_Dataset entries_
━━━━━━━━━━

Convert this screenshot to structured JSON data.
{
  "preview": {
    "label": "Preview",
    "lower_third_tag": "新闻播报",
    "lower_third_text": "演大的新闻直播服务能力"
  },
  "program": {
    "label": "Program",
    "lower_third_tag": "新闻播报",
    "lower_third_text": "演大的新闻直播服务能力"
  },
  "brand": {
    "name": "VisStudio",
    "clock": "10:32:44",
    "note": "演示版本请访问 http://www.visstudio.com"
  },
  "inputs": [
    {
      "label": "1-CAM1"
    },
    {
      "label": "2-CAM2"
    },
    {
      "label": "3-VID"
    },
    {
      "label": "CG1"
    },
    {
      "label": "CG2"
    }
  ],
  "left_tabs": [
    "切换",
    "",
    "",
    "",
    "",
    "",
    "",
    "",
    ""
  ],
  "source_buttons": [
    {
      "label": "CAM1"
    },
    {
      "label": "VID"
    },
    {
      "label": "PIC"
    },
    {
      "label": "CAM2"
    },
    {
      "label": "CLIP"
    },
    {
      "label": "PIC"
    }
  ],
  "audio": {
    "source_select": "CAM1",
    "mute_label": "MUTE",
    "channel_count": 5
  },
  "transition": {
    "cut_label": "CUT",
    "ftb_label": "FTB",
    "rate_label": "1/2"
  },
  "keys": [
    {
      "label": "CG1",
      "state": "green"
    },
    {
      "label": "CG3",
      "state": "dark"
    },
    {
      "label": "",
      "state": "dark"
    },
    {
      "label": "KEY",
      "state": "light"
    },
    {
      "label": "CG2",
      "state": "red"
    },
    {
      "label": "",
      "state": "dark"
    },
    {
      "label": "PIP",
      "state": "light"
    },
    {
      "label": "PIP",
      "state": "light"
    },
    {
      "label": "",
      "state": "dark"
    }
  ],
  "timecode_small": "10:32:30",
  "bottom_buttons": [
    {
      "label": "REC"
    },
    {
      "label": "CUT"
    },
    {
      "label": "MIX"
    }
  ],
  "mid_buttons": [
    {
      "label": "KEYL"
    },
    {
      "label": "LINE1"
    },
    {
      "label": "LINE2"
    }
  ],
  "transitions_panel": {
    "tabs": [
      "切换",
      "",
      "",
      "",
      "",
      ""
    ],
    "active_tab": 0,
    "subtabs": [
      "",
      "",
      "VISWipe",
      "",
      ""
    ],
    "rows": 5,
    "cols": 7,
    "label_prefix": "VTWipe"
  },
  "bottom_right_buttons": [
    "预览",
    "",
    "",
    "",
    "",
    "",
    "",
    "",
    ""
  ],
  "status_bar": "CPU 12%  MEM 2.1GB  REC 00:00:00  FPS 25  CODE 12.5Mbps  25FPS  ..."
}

━━━━━━━━━━

_Stated goal_
Print all of the entries exactly as they appear.

_In response_
Convert this screenshot to structured JSON data.
{
  "preview": {
    "label": "Preview",
    "lower_third_tag": "新闻播报",
    "lower_third_text": "演大的新闻直播服务能力"
  },
  "program": {
    "label": "Program",
    "lower_third_tag": "新闻播报",
    "lower_third_text": "演大的新闻直播服务能力"
  },
  "brand": {
    "name": "VisStudio",
    "clock": "10:32:44",
    "note": "演示版本请访问 http://www.visstudio.com"
  },
  "inputs": [
    {
      "label": "1-CAM1"
    },
    {
      "label": "2-CAM2"
    },
    {
      "label": "3-VID"
    },
    {
      "label": "CG1"
    },
    {
      "label": "CG2"
    }
  ],
  "left_tabs": [
    "切换",
    "",
    "",
    "",
    "",
    "",
    "",
    "",
    ""
  ],
  "source_buttons": [
    {
      "label": "CAM1"
    },
    {
      "label": "VID"
    },
    {
      "label": "PIC"
    },
    {
      "label": "CAM2"
    },
    {
      "label": "CLIP"
    },
    {
      "label": "PIC"
    }
  ],
  "audio": {
    "source_select": "CAM1",
    "mute_label": "MUTE",
    "channel_count": 5
  },
  "transition": {
    "cut_label": "CUT",
    "ftb_label": "FTB",
    "rate_label": "1/2"
  },
  "keys": [
    {
      "label": "CG1",
      "state": "green"
    },
    {
      "label": "CG3",
      "state": "dark"
    },
    {
      "label": "",
      "state": "dark"
    },
    {
      "label": "KEY",
      "state": "light"
    },
    {
      "label": "CG2",
      "state": "red"
    },
    {
      "label": "",
      "state": "dark"
    },
    {
      "label": "PIP",
      "state": "light"
    },
    {
      "label": "PIP",
      "state": "light"
    },
    {
      "label": "",
      "state": "dark"
    }
  ],
  "timecode_small": "10:32:30",
  "bottom_buttons": [
    {
      "label": "REC"
    },
    {
      "label": "CUT"
    },
    {
      "label": "MIX"
    }
  ],
  "mid_buttons": [
    {
      "label": "KEYL"
    },
    {
      "label": "LINE1"
    },
    {
      "label": "LINE2"
    }
  ],
  "transitions_panel": {
    "tabs": [
      "切换",
      "",
      "",
      "",
      "",
      ""
    ],
    "active_tab": 0,
    "subtabs": [
      "",
      "",
      "VISWipe",
      "",
      ""
    ],
    "rows": 5,
    "cols": 7,
    "label_prefix": "VTWipe"
  },
  "bottom_right_buttons": [
    "预览",
    "",
    "",
    "",
    "",
    "",
    "",
    "",
    ""
  ],
  "status_bar": "CPU 12%  MEM 2.1GB  REC 00:00:00  FPS 25  CODE 12.5Mbps  25FPS  ..."
}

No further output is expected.